Data for the task

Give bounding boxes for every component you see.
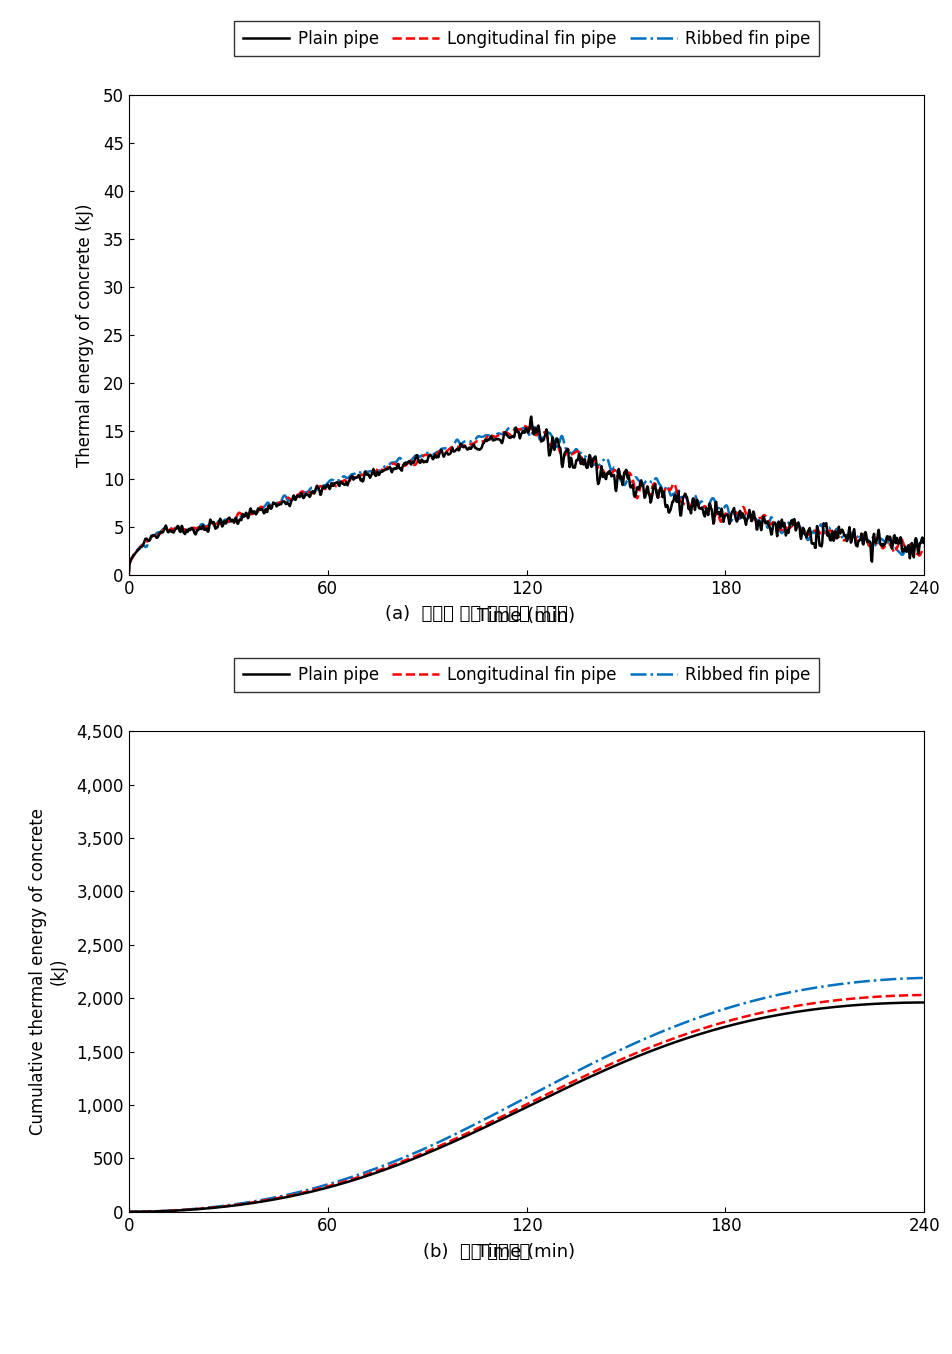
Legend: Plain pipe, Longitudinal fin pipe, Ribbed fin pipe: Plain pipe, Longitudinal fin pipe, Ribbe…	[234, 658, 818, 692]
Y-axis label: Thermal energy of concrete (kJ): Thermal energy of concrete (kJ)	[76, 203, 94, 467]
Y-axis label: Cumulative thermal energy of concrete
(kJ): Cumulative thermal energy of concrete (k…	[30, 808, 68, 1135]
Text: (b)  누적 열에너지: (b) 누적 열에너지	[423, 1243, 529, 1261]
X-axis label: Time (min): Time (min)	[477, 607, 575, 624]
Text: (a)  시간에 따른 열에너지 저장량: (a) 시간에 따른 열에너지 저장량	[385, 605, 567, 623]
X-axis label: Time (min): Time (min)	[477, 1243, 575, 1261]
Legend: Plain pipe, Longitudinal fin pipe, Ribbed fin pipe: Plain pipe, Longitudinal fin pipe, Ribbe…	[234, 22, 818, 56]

Direction
Reproduce every line of the material above word for word, leaving out the pictures.

Exercise response
Give bounding boxes for every component you see.
Legend: Plain pipe, Longitudinal fin pipe, Ribbed fin pipe: Plain pipe, Longitudinal fin pipe, Ribbe…	[234, 658, 818, 692]
Y-axis label: Thermal energy of concrete (kJ): Thermal energy of concrete (kJ)	[76, 203, 94, 467]
Y-axis label: Cumulative thermal energy of concrete
(kJ): Cumulative thermal energy of concrete (k…	[30, 808, 68, 1135]
Text: (b)  누적 열에너지: (b) 누적 열에너지	[423, 1243, 529, 1261]
X-axis label: Time (min): Time (min)	[477, 607, 575, 624]
Text: (a)  시간에 따른 열에너지 저장량: (a) 시간에 따른 열에너지 저장량	[385, 605, 567, 623]
X-axis label: Time (min): Time (min)	[477, 1243, 575, 1261]
Legend: Plain pipe, Longitudinal fin pipe, Ribbed fin pipe: Plain pipe, Longitudinal fin pipe, Ribbe…	[234, 22, 818, 56]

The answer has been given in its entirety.